Repeat the whole listing exactly.

[Figure record listings]
⁂
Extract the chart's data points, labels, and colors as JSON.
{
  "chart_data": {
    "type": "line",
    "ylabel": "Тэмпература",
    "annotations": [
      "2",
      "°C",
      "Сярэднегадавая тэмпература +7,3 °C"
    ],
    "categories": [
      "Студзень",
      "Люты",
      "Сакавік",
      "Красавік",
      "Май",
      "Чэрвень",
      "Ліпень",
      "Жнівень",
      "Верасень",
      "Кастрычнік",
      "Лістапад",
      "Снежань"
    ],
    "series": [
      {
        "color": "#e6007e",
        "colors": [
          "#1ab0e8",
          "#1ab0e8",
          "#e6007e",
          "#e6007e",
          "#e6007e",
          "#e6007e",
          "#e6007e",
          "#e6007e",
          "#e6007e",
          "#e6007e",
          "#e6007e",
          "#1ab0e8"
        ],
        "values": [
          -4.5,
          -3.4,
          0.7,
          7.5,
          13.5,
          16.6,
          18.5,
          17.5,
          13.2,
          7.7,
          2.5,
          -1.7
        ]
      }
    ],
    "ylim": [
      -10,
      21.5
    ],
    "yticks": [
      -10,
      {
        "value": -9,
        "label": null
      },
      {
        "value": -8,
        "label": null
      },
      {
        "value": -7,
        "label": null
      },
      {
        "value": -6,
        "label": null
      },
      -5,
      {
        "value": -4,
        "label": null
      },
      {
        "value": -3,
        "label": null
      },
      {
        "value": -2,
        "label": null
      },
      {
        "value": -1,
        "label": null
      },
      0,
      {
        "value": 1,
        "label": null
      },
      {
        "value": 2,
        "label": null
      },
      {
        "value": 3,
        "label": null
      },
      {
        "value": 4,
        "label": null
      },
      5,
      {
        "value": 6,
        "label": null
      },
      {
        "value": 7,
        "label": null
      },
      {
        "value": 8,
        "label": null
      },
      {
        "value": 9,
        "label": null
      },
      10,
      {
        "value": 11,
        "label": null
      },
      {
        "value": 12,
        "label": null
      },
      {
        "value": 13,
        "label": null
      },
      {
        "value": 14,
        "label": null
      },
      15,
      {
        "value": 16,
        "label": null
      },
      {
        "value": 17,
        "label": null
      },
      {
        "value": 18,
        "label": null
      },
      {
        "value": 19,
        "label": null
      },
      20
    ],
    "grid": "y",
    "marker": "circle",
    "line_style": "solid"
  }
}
⁂
Answer to the problem:
Extract the chart's data points, labels, and colors as JSON.
{
  "chart_data": {
    "type": "line",
    "ylabel": "Тэмпература",
    "annotations": [
      "2",
      "°C",
      "Сярэднегадавая тэмпература +7,3 °C"
    ],
    "categories": [
      "Студзень",
      "Люты",
      "Сакавік",
      "Красавік",
      "Май",
      "Чэрвень",
      "Ліпень",
      "Жнівень",
      "Верасень",
      "Кастрычнік",
      "Лістапад",
      "Снежань"
    ],
    "series": [
      {
        "color": "#e6007e",
        "colors": [
          "#1ab0e8",
          "#1ab0e8",
          "#e6007e",
          "#e6007e",
          "#e6007e",
          "#e6007e",
          "#e6007e",
          "#e6007e",
          "#e6007e",
          "#e6007e",
          "#e6007e",
          "#1ab0e8"
        ],
        "values": [
          -4.5,
          -3.4,
          0.7,
          7.5,
          13.5,
          16.6,
          18.5,
          17.5,
          13.2,
          7.7,
          2.5,
          -1.7
        ]
      }
    ],
    "ylim": [
      -10,
      21.5
    ],
    "yticks": [
      -10,
      {
        "value": -9,
        "label": null
      },
      {
        "value": -8,
        "label": null
      },
      {
        "value": -7,
        "label": null
      },
      {
        "value": -6,
        "label": null
      },
      -5,
      {
        "value": -4,
        "label": null
      },
      {
        "value": -3,
        "label": null
      },
      {
        "value": -2,
        "label": null
      },
      {
        "value": -1,
        "label": null
      },
      0,
      {
        "value": 1,
        "label": null
      },
      {
        "value": 2,
        "label": null
      },
      {
        "value": 3,
        "label": null
      },
      {
        "value": 4,
        "label": null
      },
      5,
      {
        "value": 6,
        "label": null
      },
      {
        "value": 7,
        "label": null
      },
      {
        "value": 8,
        "label": null
      },
      {
        "value": 9,
        "label": null
      },
      10,
      {
        "value": 11,
        "label": null
      },
      {
        "value": 12,
        "label": null
      },
      {
        "value": 13,
        "label": null
      },
      {
        "value": 14,
        "label": null
      },
      15,
      {
        "value": 16,
        "label": null
      },
      {
        "value": 17,
        "label": null
      },
      {
        "value": 18,
        "label": null
      },
      {
        "value": 19,
        "label": null
      },
      20
    ],
    "grid": "y",
    "marker": "circle",
    "line_style": "solid"
  }
}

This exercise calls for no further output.